-- Stated task --
Extract the full set of records that follows, word for word.

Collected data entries

start

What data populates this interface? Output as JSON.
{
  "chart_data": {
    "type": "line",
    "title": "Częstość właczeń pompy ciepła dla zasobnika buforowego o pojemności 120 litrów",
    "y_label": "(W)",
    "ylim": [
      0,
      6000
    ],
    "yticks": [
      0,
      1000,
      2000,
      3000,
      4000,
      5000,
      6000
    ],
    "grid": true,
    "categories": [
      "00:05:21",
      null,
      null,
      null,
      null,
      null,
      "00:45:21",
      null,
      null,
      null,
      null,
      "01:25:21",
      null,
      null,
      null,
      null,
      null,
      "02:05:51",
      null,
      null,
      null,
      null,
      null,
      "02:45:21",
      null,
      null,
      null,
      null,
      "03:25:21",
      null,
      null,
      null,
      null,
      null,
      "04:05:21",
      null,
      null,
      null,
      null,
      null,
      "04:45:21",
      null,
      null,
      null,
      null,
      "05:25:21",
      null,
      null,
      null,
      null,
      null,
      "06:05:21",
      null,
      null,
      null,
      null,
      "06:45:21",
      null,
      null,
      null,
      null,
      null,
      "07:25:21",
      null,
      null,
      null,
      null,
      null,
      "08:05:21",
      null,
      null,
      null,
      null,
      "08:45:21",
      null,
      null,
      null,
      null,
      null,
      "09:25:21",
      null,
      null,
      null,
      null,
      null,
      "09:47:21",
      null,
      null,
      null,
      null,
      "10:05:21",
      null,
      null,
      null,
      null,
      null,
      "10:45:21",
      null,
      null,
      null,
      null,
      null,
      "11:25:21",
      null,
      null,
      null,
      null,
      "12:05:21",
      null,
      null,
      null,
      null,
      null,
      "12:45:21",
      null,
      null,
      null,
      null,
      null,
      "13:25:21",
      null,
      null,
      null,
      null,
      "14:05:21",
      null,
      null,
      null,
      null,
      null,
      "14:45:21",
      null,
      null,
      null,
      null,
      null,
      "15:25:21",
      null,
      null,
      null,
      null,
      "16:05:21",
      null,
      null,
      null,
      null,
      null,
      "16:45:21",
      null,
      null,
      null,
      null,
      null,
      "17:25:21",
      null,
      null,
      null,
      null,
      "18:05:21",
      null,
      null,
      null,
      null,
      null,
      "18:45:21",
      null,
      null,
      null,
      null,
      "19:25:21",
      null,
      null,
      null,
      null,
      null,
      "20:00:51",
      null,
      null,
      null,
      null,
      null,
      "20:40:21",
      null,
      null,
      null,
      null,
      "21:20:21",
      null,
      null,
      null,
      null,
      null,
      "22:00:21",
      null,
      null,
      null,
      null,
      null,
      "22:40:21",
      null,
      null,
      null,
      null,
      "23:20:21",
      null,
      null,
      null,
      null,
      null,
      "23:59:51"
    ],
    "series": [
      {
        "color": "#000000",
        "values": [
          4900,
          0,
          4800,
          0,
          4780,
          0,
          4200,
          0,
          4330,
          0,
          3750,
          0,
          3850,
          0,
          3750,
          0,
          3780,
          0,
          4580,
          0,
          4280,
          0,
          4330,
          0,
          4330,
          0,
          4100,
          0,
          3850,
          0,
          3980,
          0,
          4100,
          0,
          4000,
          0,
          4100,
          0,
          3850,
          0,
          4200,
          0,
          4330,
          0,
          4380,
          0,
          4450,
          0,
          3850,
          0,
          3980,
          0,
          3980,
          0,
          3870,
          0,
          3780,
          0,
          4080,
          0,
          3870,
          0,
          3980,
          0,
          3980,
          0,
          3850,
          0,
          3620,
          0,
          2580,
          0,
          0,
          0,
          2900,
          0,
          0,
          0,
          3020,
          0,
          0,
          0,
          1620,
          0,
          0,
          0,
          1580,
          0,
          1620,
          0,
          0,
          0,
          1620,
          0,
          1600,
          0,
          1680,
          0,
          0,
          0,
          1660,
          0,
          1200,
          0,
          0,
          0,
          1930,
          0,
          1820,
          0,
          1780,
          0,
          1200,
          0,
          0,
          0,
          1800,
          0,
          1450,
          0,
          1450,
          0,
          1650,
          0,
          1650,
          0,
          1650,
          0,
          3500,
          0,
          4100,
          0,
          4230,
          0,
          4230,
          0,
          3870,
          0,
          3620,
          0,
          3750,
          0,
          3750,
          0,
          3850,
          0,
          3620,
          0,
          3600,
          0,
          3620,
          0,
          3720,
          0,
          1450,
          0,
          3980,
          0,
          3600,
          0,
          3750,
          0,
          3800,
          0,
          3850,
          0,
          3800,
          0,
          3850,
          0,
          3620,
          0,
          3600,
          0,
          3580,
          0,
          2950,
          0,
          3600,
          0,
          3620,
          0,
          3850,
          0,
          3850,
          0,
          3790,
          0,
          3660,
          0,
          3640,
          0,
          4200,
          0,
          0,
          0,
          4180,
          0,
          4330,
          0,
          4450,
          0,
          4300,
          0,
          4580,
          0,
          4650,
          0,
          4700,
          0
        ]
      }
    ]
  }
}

end

-- Exercise answer --
What data populates this interface? Output as JSON.
{
  "chart_data": {
    "type": "line",
    "title": "Częstość właczeń pompy ciepła dla zasobnika buforowego o pojemności 120 litrów",
    "y_label": "(W)",
    "ylim": [
      0,
      6000
    ],
    "yticks": [
      0,
      1000,
      2000,
      3000,
      4000,
      5000,
      6000
    ],
    "grid": true,
    "categories": [
      "00:05:21",
      null,
      null,
      null,
      null,
      null,
      "00:45:21",
      null,
      null,
      null,
      null,
      "01:25:21",
      null,
      null,
      null,
      null,
      null,
      "02:05:51",
      null,
      null,
      null,
      null,
      null,
      "02:45:21",
      null,
      null,
      null,
      null,
      "03:25:21",
      null,
      null,
      null,
      null,
      null,
      "04:05:21",
      null,
      null,
      null,
      null,
      null,
      "04:45:21",
      null,
      null,
      null,
      null,
      "05:25:21",
      null,
      null,
      null,
      null,
      null,
      "06:05:21",
      null,
      null,
      null,
      null,
      "06:45:21",
      null,
      null,
      null,
      null,
      null,
      "07:25:21",
      null,
      null,
      null,
      null,
      null,
      "08:05:21",
      null,
      null,
      null,
      null,
      "08:45:21",
      null,
      null,
      null,
      null,
      null,
      "09:25:21",
      null,
      null,
      null,
      null,
      null,
      "09:47:21",
      null,
      null,
      null,
      null,
      "10:05:21",
      null,
      null,
      null,
      null,
      null,
      "10:45:21",
      null,
      null,
      null,
      null,
      null,
      "11:25:21",
      null,
      null,
      null,
      null,
      "12:05:21",
      null,
      null,
      null,
      null,
      null,
      "12:45:21",
      null,
      null,
      null,
      null,
      null,
      "13:25:21",
      null,
      null,
      null,
      null,
      "14:05:21",
      null,
      null,
      null,
      null,
      null,
      "14:45:21",
      null,
      null,
      null,
      null,
      null,
      "15:25:21",
      null,
      null,
      null,
      null,
      "16:05:21",
      null,
      null,
      null,
      null,
      null,
      "16:45:21",
      null,
      null,
      null,
      null,
      null,
      "17:25:21",
      null,
      null,
      null,
      null,
      "18:05:21",
      null,
      null,
      null,
      null,
      null,
      "18:45:21",
      null,
      null,
      null,
      null,
      "19:25:21",
      null,
      null,
      null,
      null,
      null,
      "20:00:51",
      null,
      null,
      null,
      null,
      null,
      "20:40:21",
      null,
      null,
      null,
      null,
      "21:20:21",
      null,
      null,
      null,
      null,
      null,
      "22:00:21",
      null,
      null,
      null,
      null,
      null,
      "22:40:21",
      null,
      null,
      null,
      null,
      "23:20:21",
      null,
      null,
      null,
      null,
      null,
      "23:59:51"
    ],
    "series": [
      {
        "color": "#000000",
        "values": [
          4900,
          0,
          4800,
          0,
          4780,
          0,
          4200,
          0,
          4330,
          0,
          3750,
          0,
          3850,
          0,
          3750,
          0,
          3780,
          0,
          4580,
          0,
          4280,
          0,
          4330,
          0,
          4330,
          0,
          4100,
          0,
          3850,
          0,
          3980,
          0,
          4100,
          0,
          4000,
          0,
          4100,
          0,
          3850,
          0,
          4200,
          0,
          4330,
          0,
          4380,
          0,
          4450,
          0,
          3850,
          0,
          3980,
          0,
          3980,
          0,
          3870,
          0,
          3780,
          0,
          4080,
          0,
          3870,
          0,
          3980,
          0,
          3980,
          0,
          3850,
          0,
          3620,
          0,
          2580,
          0,
          0,
          0,
          2900,
          0,
          0,
          0,
          3020,
          0,
          0,
          0,
          1620,
          0,
          0,
          0,
          1580,
          0,
          1620,
          0,
          0,
          0,
          1620,
          0,
          1600,
          0,
          1680,
          0,
          0,
          0,
          1660,
          0,
          1200,
          0,
          0,
          0,
          1930,
          0,
          1820,
          0,
          1780,
          0,
          1200,
          0,
          0,
          0,
          1800,
          0,
          1450,
          0,
          1450,
          0,
          1650,
          0,
          1650,
          0,
          1650,
          0,
          3500,
          0,
          4100,
          0,
          4230,
          0,
          4230,
          0,
          3870,
          0,
          3620,
          0,
          3750,
          0,
          3750,
          0,
          3850,
          0,
          3620,
          0,
          3600,
          0,
          3620,
          0,
          3720,
          0,
          1450,
          0,
          3980,
          0,
          3600,
          0,
          3750,
          0,
          3800,
          0,
          3850,
          0,
          3800,
          0,
          3850,
          0,
          3620,
          0,
          3600,
          0,
          3580,
          0,
          2950,
          0,
          3600,
          0,
          3620,
          0,
          3850,
          0,
          3850,
          0,
          3790,
          0,
          3660,
          0,
          3640,
          0,
          4200,
          0,
          0,
          0,
          4180,
          0,
          4330,
          0,
          4450,
          0,
          4300,
          0,
          4580,
          0,
          4650,
          0,
          4700,
          0
        ]
      }
    ]
  }
}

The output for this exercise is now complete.